**INPUT MATERIAL**
-.-.-

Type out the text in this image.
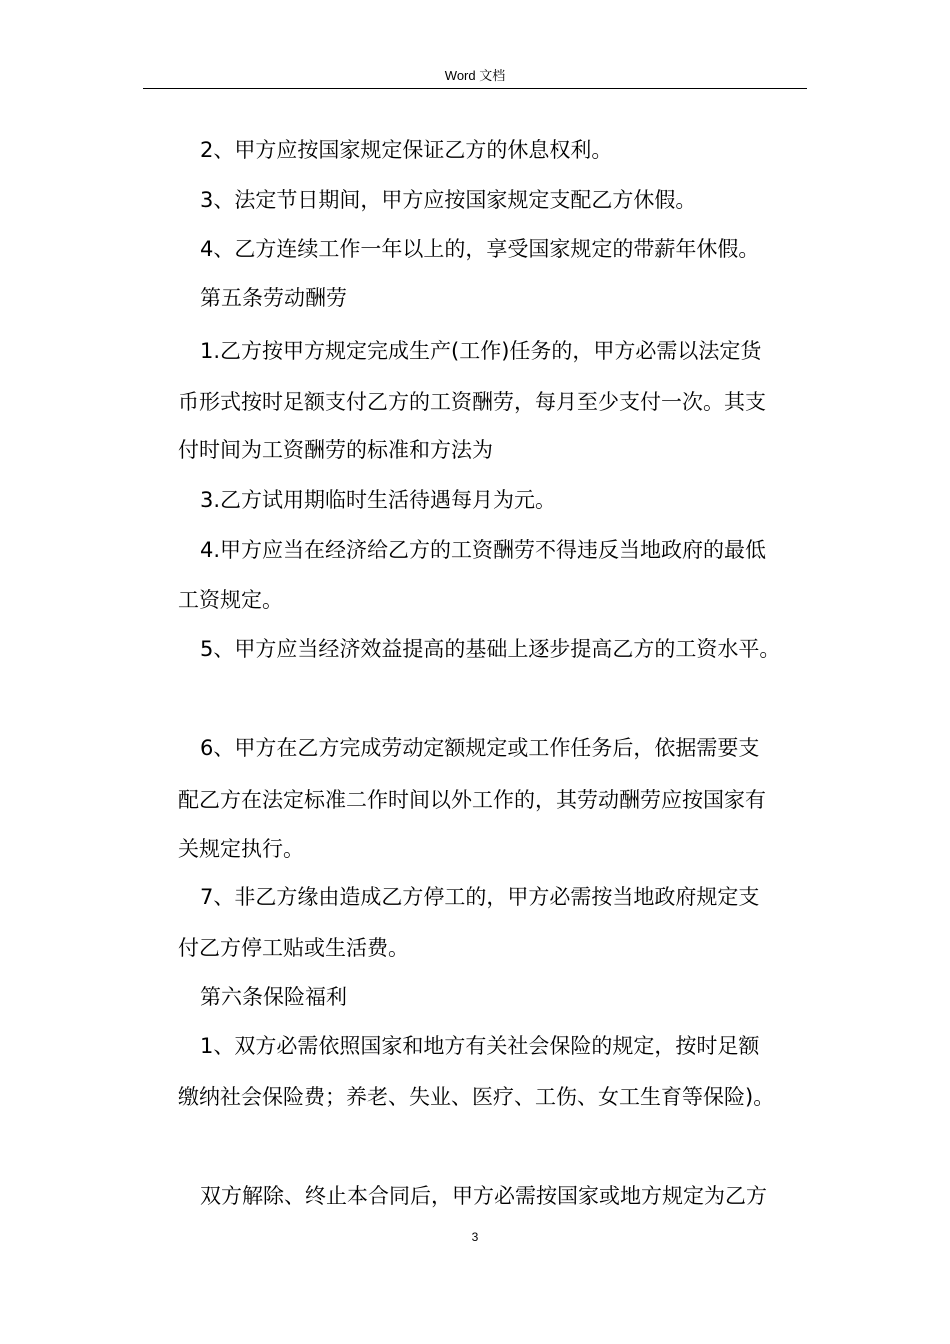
Word 文档
2、甲方应按国家规定保证乙方的休息权利。
3、法定节日期间，甲方应按国家规定支配乙方休假。
4、乙方连续工作一年以上的，享受国家规定的带薪年休假。
第五条劳动酬劳
1.乙方按甲方规定完成生产(工作)任务的，甲方必需以法定货
币形式按时足额支付乙方的工资酬劳，每月至少支付一次。其支
付时间为工资酬劳的标准和方法为
3.乙方试用期临时生活待遇每月为元。
4.甲方应当在经济给乙方的工资酬劳不得违反当地政府的最低
工资规定。
5、甲方应当经济效益提高的基础上逐步提高乙方的工资水平。
6、甲方在乙方完成劳动定额规定或工作任务后，依据需要支
配乙方在法定标准二作时间以外工作的，其劳动酬劳应按国家有
关规定执行。
7、非乙方缘由造成乙方停工的，甲方必需按当地政府规定支
付乙方停工贴或生活费。
第六条保险福利
1、双方必需依照国家和地方有关社会保险的规定，按时足额
缴纳社会保险费；养老、失业、医疗、工伤、女工生育等保险)。
双方解除、终止本合同后，甲方必需按国家或地方规定为乙方
3
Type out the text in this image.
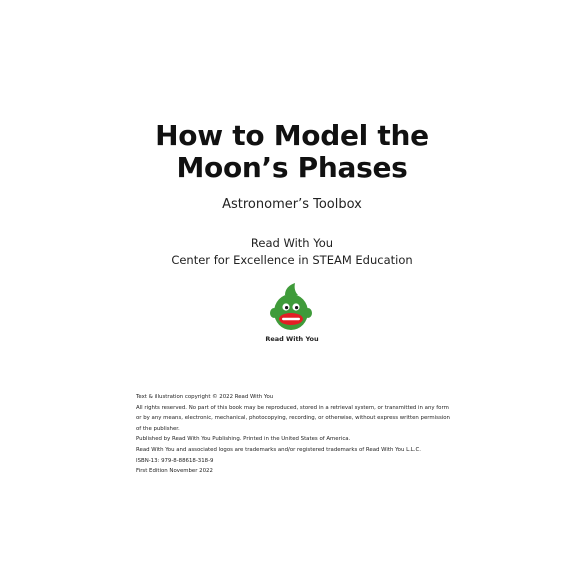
How to Model the
Moon’s Phases
Astronomer’s Toolbox
Read With You
Center for Excellence in STEAM Education
Read With You

Text & illustration copyright © 2022 Read With You

All rights reserved. No part of this book may be reproduced, stored in a retrieval system, or transmitted in any form or by any means, electronic, mechanical, photocopying, recording, or otherwise, without express written permission of the publisher.

Published by Read With You Publishing. Printed in the United States of America.

Read With You and associated logos are trademarks and/or registered trademarks of Read With You L.L.C.

ISBN-13: 979-8-88618-318-9

First Edition November 2022
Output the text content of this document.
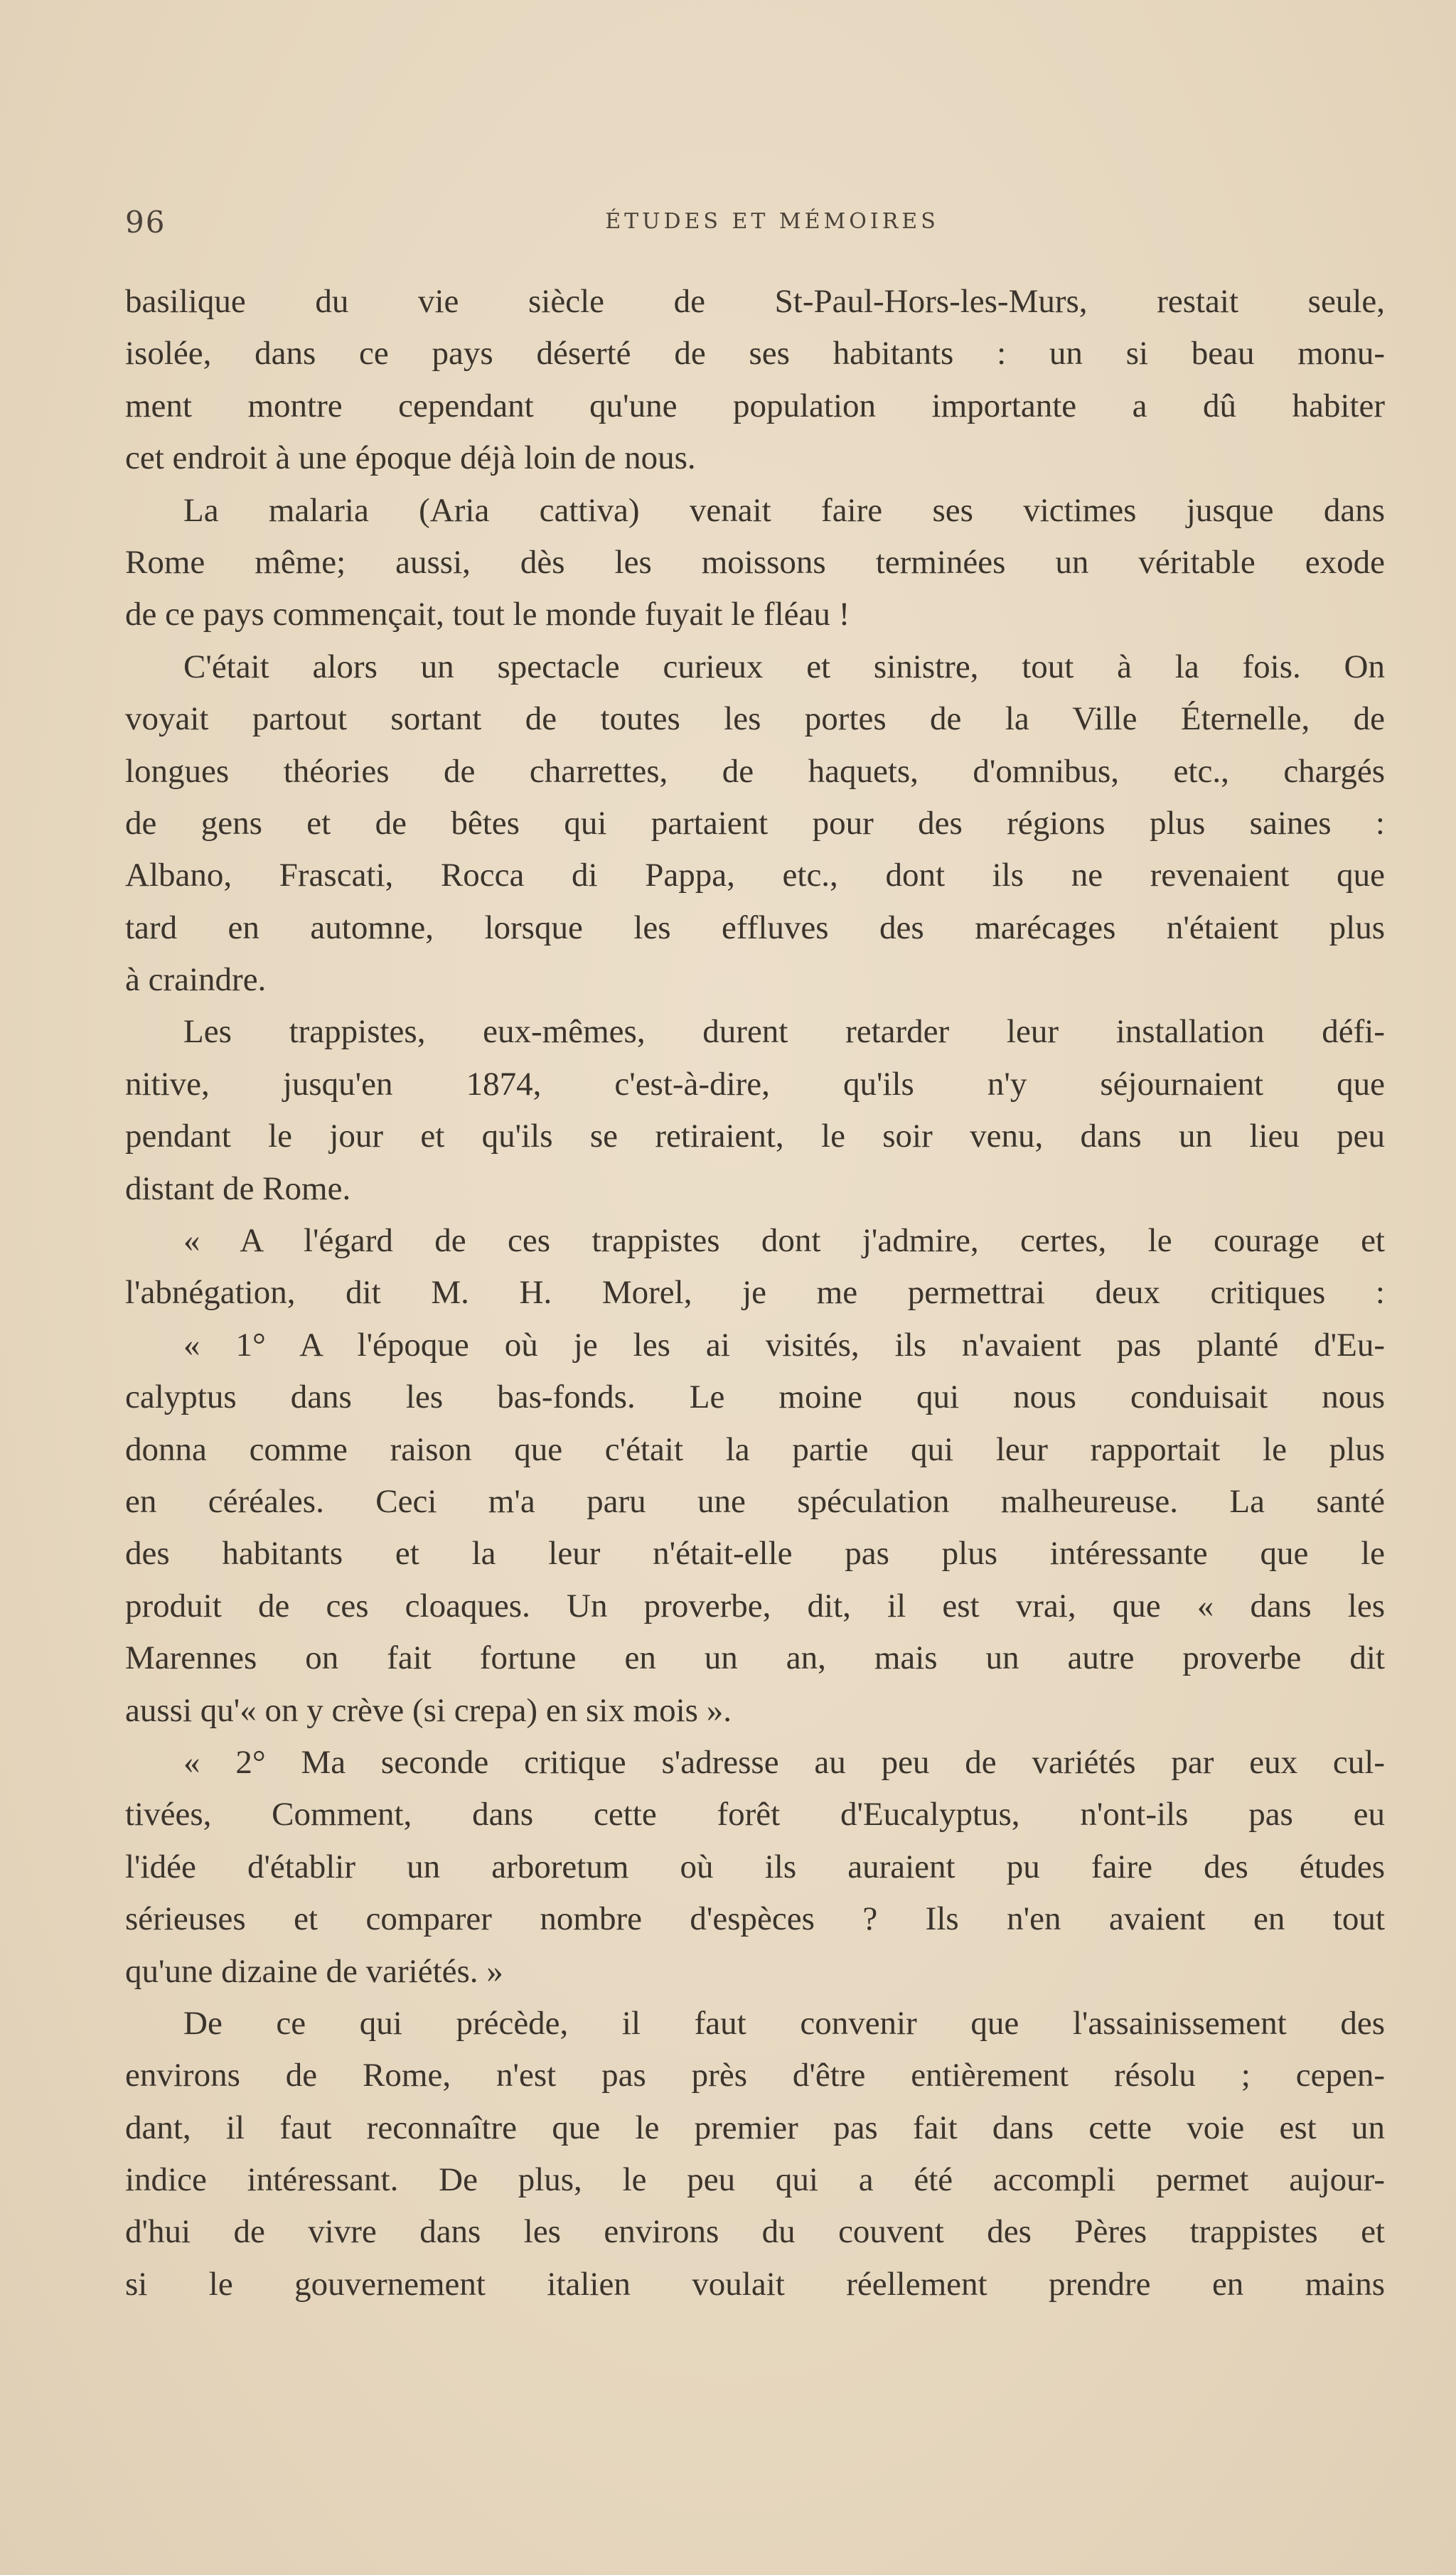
96	ÉTUDES ET MÉMOIRES
basilique du vie siècle de St-Paul-Hors-les-Murs, restait seule,
isolée, dans ce pays déserté de ses habitants : un si beau monu-
ment montre cependant qu'une population importante a dû habiter
cet endroit à une époque déjà loin de nous.
La malaria (Aria cattiva) venait faire ses victimes jusque dans
Rome même; aussi, dès les moissons terminées un véritable exode
de ce pays commençait, tout le monde fuyait le fléau !
C'était alors un spectacle curieux et sinistre, tout à la fois. On
voyait partout sortant de toutes les portes de la Ville Éternelle, de
longues théories de charrettes, de haquets, d'omnibus, etc., chargés
de gens et de bêtes qui partaient pour des régions plus saines :
Albano, Frascati, Rocca di Pappa, etc., dont ils ne revenaient que
tard en automne, lorsque les effluves des marécages n'étaient plus
à craindre.
Les trappistes, eux-mêmes, durent retarder leur installation défi-
nitive, jusqu'en 1874, c'est-à-dire, qu'ils n'y séjournaient que
pendant le jour et qu'ils se retiraient, le soir venu, dans un lieu peu
distant de Rome.
« A l'égard de ces trappistes dont j'admire, certes, le courage et
l'abnégation, dit M. H. Morel, je me permettrai deux critiques :
« 1° A l'époque où je les ai visités, ils n'avaient pas planté d'Eu-
calyptus dans les bas-fonds. Le moine qui nous conduisait nous
donna comme raison que c'était la partie qui leur rapportait le plus
en céréales. Ceci m'a paru une spéculation malheureuse. La santé
des habitants et la leur n'était-elle pas plus intéressante que le
produit de ces cloaques. Un proverbe, dit, il est vrai, que « dans les
Marennes on fait fortune en un an, mais un autre proverbe dit
aussi qu'« on y crève (si crepa) en six mois ».
« 2° Ma seconde critique s'adresse au peu de variétés par eux cul-
tivées, Comment, dans cette forêt d'Eucalyptus, n'ont-ils pas eu
l'idée d'établir un arboretum où ils auraient pu faire des études
sérieuses et comparer nombre d'espèces ? Ils n'en avaient en tout
qu'une dizaine de variétés. »
De ce qui précède, il faut convenir que l'assainissement des
environs de Rome, n'est pas près d'être entièrement résolu ; cepen-
dant, il faut reconnaître que le premier pas fait dans cette voie est un
indice intéressant. De plus, le peu qui a été accompli permet aujour-
d'hui de vivre dans les environs du couvent des Pères trappistes et
si le gouvernement italien voulait réellement prendre en mains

-.-.-

**DIRECTION**
Pictures are excluded; copy all other data exactly as shown.

**EXPECTED OUTPUT**
Type out the text in this image.
Word 文档
2、甲方应按国家规定保证乙方的休息权利。
3、法定节日期间，甲方应按国家规定支配乙方休假。
4、乙方连续工作一年以上的，享受国家规定的带薪年休假。
第五条劳动酬劳
1.乙方按甲方规定完成生产(工作)任务的，甲方必需以法定货
币形式按时足额支付乙方的工资酬劳，每月至少支付一次。其支
付时间为工资酬劳的标准和方法为
3.乙方试用期临时生活待遇每月为元。
4.甲方应当在经济给乙方的工资酬劳不得违反当地政府的最低
工资规定。
5、甲方应当经济效益提高的基础上逐步提高乙方的工资水平。
6、甲方在乙方完成劳动定额规定或工作任务后，依据需要支
配乙方在法定标准二作时间以外工作的，其劳动酬劳应按国家有
关规定执行。
7、非乙方缘由造成乙方停工的，甲方必需按当地政府规定支
付乙方停工贴或生活费。
第六条保险福利
1、双方必需依照国家和地方有关社会保险的规定，按时足额
缴纳社会保险费；养老、失业、医疗、工伤、女工生育等保险)。
双方解除、终止本合同后，甲方必需按国家或地方规定为乙方
3
Type out the text in this image.
How to Model the
Moon’s Phases
Astronomer’s Toolbox
Read With You
Center for Excellence in STEAM Education
Read With You

Text & illustration copyright © 2022 Read With You

All rights reserved. No part of this book may be reproduced, stored in a retrieval system, or transmitted in any form or by any means, electronic, mechanical, photocopying, recording, or otherwise, without express written permission of the publisher.

Published by Read With You Publishing. Printed in the United States of America.

Read With You and associated logos are trademarks and/or registered trademarks of Read With You L.L.C.

ISBN-13: 979-8-88618-318-9

First Edition November 2022
Output the text content of this document.
96	ÉTUDES ET MÉMOIRES
basilique du vie siècle de St-Paul-Hors-les-Murs, restait seule,
isolée, dans ce pays déserté de ses habitants : un si beau monu-
ment montre cependant qu'une population importante a dû habiter
cet endroit à une époque déjà loin de nous.
La malaria (Aria cattiva) venait faire ses victimes jusque dans
Rome même; aussi, dès les moissons terminées un véritable exode
de ce pays commençait, tout le monde fuyait le fléau !
C'était alors un spectacle curieux et sinistre, tout à la fois. On
voyait partout sortant de toutes les portes de la Ville Éternelle, de
longues théories de charrettes, de haquets, d'omnibus, etc., chargés
de gens et de bêtes qui partaient pour des régions plus saines :
Albano, Frascati, Rocca di Pappa, etc., dont ils ne revenaient que
tard en automne, lorsque les effluves des marécages n'étaient plus
à craindre.
Les trappistes, eux-mêmes, durent retarder leur installation défi-
nitive, jusqu'en 1874, c'est-à-dire, qu'ils n'y séjournaient que
pendant le jour et qu'ils se retiraient, le soir venu, dans un lieu peu
distant de Rome.
« A l'égard de ces trappistes dont j'admire, certes, le courage et
l'abnégation, dit M. H. Morel, je me permettrai deux critiques :
« 1° A l'époque où je les ai visités, ils n'avaient pas planté d'Eu-
calyptus dans les bas-fonds. Le moine qui nous conduisait nous
donna comme raison que c'était la partie qui leur rapportait le plus
en céréales. Ceci m'a paru une spéculation malheureuse. La santé
des habitants et la leur n'était-elle pas plus intéressante que le
produit de ces cloaques. Un proverbe, dit, il est vrai, que « dans les
Marennes on fait fortune en un an, mais un autre proverbe dit
aussi qu'« on y crève (si crepa) en six mois ».
« 2° Ma seconde critique s'adresse au peu de variétés par eux cul-
tivées, Comment, dans cette forêt d'Eucalyptus, n'ont-ils pas eu
l'idée d'établir un arboretum où ils auraient pu faire des études
sérieuses et comparer nombre d'espèces ? Ils n'en avaient en tout
qu'une dizaine de variétés. »
De ce qui précède, il faut convenir que l'assainissement des
environs de Rome, n'est pas près d'être entièrement résolu ; cepen-
dant, il faut reconnaître que le premier pas fait dans cette voie est un
indice intéressant. De plus, le peu qui a été accompli permet aujour-
d'hui de vivre dans les environs du couvent des Pères trappistes et
si le gouvernement italien voulait réellement prendre en mains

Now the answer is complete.